EXERCISE DESCRIPTION » Pick out each line of the records that includes the string "target", and copy it.

Entries with figure data:
..............................
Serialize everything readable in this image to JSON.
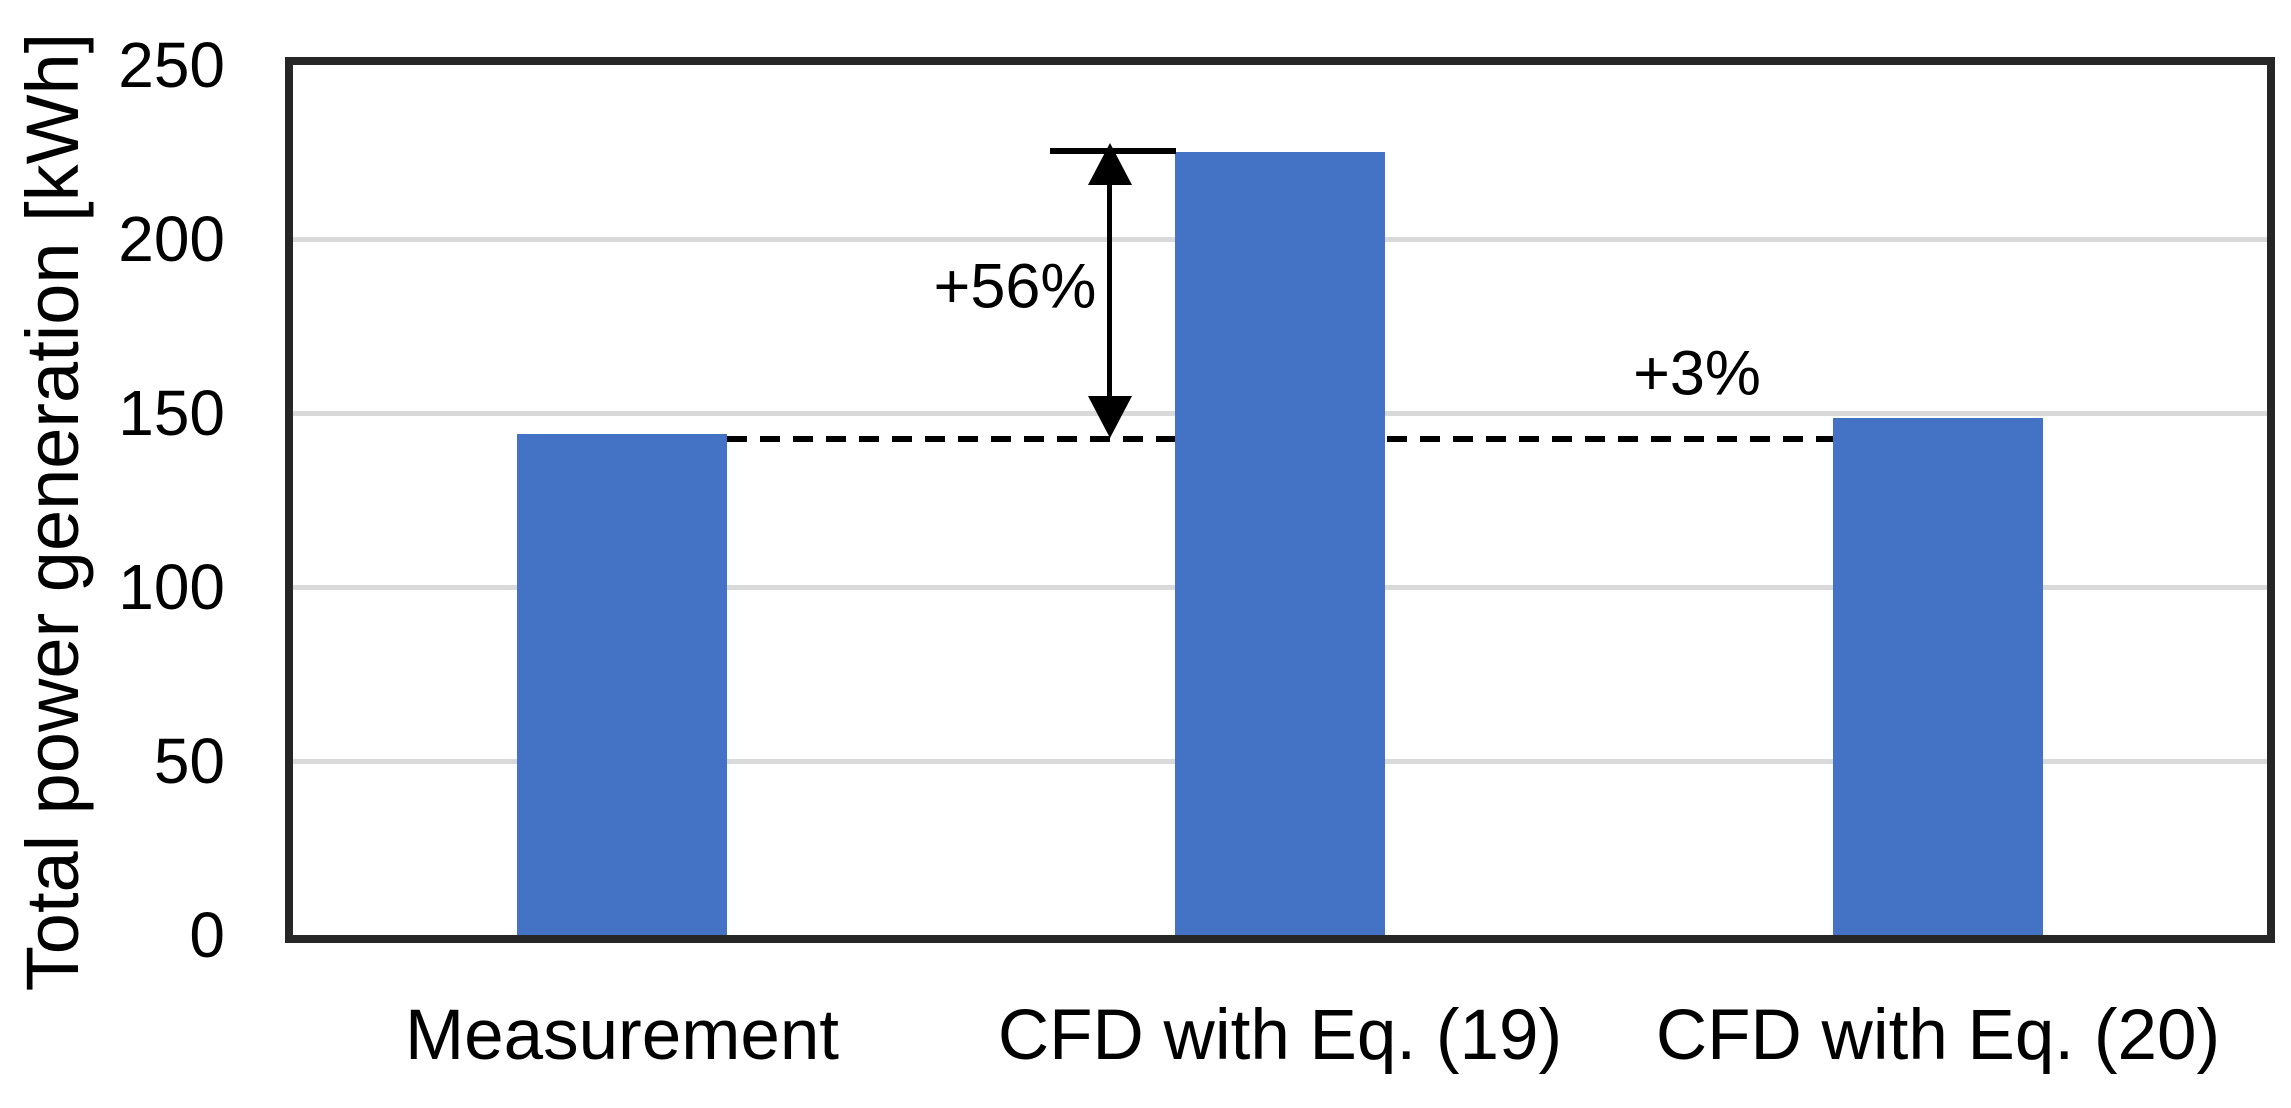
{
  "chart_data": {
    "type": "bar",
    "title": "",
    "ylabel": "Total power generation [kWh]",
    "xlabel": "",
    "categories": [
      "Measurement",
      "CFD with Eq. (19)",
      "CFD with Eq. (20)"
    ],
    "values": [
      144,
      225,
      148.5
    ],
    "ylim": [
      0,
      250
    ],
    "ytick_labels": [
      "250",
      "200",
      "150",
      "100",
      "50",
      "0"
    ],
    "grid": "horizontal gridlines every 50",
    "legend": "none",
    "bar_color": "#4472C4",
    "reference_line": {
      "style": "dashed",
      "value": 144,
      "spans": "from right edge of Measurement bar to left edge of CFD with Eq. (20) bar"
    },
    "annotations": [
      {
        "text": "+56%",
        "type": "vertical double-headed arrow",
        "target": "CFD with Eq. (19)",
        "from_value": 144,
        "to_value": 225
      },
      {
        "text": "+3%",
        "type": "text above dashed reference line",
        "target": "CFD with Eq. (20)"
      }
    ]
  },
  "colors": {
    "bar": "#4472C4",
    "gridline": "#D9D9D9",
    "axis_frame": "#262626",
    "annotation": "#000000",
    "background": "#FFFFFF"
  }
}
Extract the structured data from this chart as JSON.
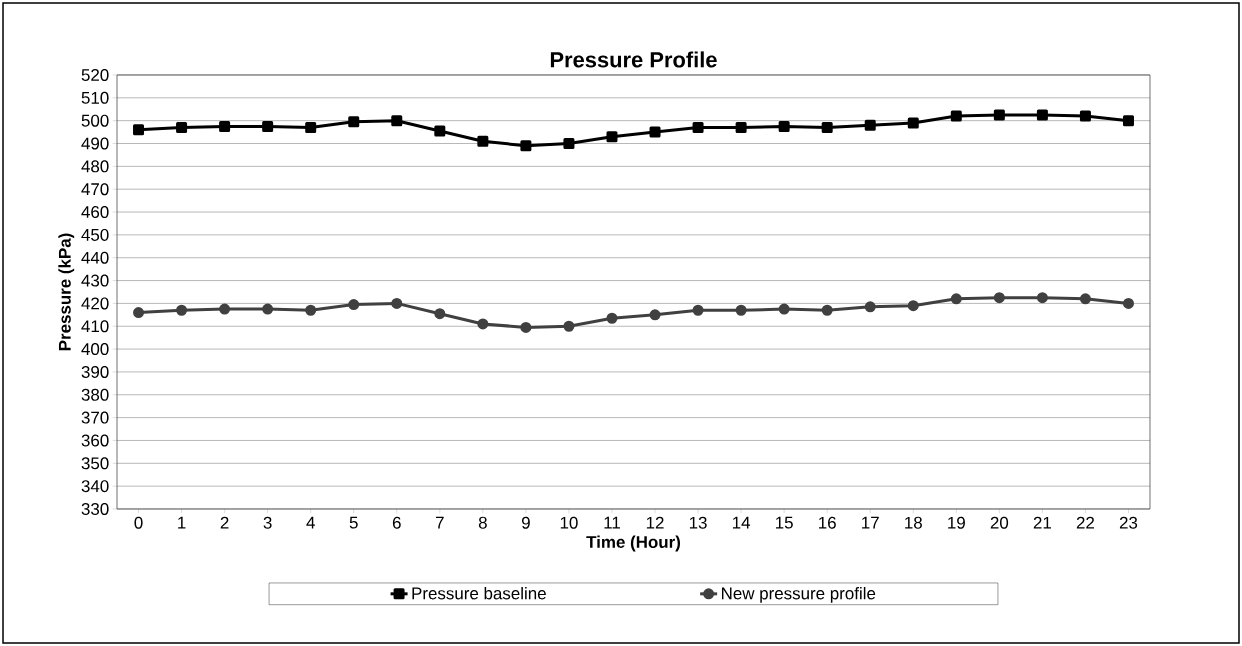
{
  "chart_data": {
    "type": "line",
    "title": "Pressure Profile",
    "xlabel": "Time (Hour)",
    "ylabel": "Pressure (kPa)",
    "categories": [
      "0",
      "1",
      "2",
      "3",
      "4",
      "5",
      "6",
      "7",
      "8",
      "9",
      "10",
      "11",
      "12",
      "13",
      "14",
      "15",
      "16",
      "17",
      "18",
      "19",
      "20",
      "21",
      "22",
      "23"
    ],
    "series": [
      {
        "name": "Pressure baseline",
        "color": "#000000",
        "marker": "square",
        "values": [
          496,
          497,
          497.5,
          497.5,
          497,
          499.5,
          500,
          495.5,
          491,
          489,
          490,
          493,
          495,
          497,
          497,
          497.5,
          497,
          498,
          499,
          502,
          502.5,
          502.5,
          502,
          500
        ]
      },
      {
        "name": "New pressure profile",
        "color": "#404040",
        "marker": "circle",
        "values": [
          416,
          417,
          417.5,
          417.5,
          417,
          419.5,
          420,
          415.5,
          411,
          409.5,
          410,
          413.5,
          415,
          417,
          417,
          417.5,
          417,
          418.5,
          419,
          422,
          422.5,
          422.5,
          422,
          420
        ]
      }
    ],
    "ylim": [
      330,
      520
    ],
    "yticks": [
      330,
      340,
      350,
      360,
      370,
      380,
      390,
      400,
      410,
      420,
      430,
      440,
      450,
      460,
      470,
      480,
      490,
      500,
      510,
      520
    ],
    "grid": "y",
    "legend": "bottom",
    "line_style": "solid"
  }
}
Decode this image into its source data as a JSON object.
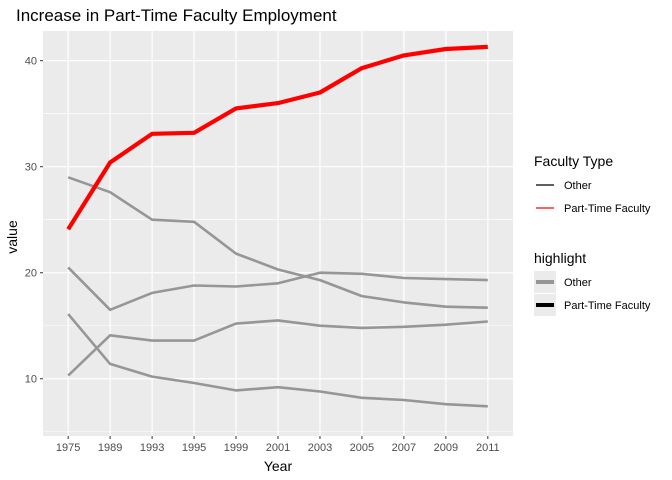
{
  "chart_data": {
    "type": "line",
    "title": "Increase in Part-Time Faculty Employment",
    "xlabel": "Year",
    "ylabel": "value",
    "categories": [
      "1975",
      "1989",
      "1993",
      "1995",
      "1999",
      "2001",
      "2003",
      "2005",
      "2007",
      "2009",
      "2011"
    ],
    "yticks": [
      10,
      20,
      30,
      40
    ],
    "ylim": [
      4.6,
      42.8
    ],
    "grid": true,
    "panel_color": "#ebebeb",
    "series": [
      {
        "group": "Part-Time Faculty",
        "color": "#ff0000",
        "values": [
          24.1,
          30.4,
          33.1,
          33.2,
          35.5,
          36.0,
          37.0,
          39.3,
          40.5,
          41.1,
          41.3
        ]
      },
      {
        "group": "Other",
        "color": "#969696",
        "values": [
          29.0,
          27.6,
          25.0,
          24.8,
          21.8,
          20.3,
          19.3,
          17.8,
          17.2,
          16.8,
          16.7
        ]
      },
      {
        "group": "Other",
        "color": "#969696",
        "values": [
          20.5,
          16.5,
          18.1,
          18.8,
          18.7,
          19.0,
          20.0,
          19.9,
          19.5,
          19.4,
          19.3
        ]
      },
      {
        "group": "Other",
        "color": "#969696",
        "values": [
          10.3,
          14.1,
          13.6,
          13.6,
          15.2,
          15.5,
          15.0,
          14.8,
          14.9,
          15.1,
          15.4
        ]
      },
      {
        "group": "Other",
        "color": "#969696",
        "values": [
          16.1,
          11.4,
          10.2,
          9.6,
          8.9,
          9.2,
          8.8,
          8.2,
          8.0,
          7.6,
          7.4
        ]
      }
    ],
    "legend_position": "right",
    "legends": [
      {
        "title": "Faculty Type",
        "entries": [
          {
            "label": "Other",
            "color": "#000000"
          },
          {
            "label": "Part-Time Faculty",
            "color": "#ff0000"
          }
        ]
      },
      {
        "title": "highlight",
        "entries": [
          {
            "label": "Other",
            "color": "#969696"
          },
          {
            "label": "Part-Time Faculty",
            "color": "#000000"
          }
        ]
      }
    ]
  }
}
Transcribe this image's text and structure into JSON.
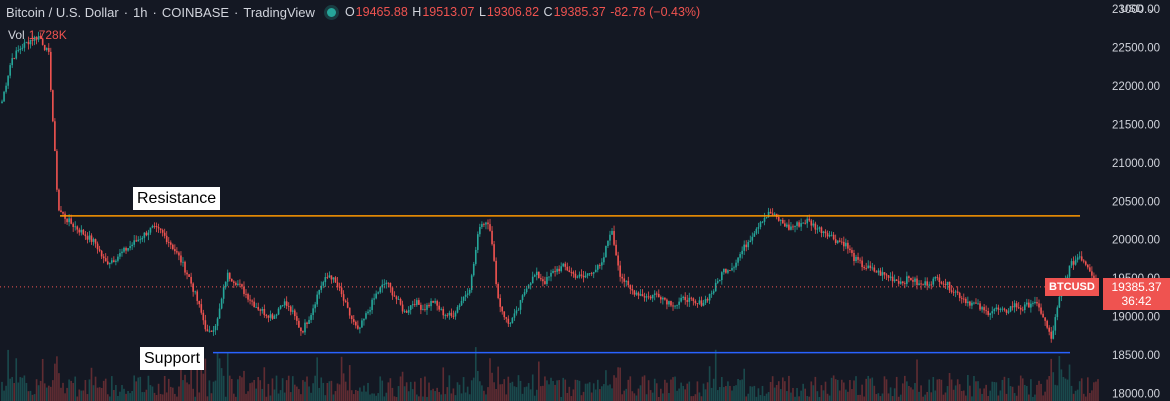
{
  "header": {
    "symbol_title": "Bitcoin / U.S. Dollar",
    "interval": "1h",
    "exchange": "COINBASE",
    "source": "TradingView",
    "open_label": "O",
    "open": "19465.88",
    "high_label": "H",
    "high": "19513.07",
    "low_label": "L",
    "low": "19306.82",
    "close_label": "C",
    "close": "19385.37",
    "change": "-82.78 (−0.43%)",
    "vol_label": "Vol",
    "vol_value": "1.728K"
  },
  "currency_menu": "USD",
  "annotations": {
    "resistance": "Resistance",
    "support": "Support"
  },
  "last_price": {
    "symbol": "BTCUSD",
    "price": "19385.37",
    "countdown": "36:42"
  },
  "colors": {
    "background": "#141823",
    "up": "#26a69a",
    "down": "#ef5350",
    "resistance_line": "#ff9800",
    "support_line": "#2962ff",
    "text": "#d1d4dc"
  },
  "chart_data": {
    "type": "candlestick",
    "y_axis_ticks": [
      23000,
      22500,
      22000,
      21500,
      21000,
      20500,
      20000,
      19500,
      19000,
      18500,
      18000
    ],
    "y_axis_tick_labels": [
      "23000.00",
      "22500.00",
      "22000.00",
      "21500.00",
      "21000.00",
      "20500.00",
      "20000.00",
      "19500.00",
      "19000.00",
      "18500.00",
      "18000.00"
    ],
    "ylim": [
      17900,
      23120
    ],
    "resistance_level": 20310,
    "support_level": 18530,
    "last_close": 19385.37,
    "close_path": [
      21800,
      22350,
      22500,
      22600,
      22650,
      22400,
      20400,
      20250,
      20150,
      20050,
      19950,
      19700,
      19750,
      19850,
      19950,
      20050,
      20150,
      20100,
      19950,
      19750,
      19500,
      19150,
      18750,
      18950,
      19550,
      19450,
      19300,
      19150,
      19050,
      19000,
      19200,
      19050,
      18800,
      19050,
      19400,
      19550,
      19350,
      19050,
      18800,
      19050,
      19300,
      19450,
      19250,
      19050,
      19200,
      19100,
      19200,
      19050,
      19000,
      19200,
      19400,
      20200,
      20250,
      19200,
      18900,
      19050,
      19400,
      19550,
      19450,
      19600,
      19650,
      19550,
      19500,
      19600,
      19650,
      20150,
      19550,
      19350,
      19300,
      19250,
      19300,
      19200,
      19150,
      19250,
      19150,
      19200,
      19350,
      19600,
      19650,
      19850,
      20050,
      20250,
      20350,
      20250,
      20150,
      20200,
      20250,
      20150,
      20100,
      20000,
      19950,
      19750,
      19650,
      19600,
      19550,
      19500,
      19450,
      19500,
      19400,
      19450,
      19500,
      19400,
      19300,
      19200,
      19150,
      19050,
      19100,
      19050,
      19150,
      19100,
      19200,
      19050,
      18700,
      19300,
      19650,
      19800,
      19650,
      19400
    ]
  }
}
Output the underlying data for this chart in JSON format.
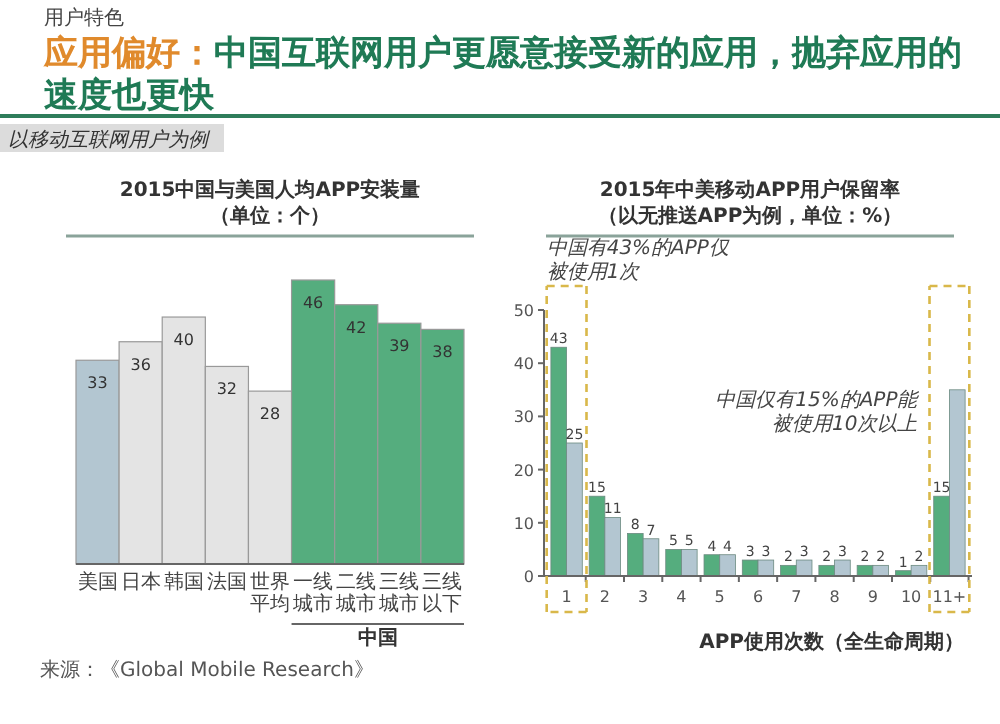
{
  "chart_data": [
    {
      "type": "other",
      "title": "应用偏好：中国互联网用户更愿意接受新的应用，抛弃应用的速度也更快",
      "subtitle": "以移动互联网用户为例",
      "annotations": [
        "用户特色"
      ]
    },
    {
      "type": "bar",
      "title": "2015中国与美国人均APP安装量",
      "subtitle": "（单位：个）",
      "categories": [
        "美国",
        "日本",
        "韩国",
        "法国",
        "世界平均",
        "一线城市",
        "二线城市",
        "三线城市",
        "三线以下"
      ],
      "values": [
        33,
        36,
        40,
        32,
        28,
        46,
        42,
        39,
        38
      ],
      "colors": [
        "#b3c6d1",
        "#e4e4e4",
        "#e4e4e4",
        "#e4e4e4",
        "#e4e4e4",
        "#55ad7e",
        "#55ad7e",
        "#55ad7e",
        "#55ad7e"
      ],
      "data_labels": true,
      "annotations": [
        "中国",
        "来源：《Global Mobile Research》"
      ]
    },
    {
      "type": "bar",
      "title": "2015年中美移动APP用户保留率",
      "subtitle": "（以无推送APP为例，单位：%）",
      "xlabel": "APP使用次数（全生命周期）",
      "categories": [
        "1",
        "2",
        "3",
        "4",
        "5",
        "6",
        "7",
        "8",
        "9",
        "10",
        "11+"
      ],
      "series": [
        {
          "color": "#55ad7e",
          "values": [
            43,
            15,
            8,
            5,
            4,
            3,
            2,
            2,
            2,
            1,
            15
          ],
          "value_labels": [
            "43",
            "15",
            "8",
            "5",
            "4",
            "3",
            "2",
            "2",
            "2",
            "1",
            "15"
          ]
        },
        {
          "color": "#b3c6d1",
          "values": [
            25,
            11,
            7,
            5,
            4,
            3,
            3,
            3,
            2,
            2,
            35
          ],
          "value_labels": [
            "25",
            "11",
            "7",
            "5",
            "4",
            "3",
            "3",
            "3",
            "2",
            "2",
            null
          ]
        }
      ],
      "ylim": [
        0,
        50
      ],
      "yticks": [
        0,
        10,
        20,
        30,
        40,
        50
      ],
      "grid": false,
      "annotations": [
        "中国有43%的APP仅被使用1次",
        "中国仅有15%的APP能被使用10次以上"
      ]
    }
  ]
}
..............................
COMPLETE RESPONSE »
        "target": "CFD with Eq. (19)",
        "target": "CFD with Eq. (20)"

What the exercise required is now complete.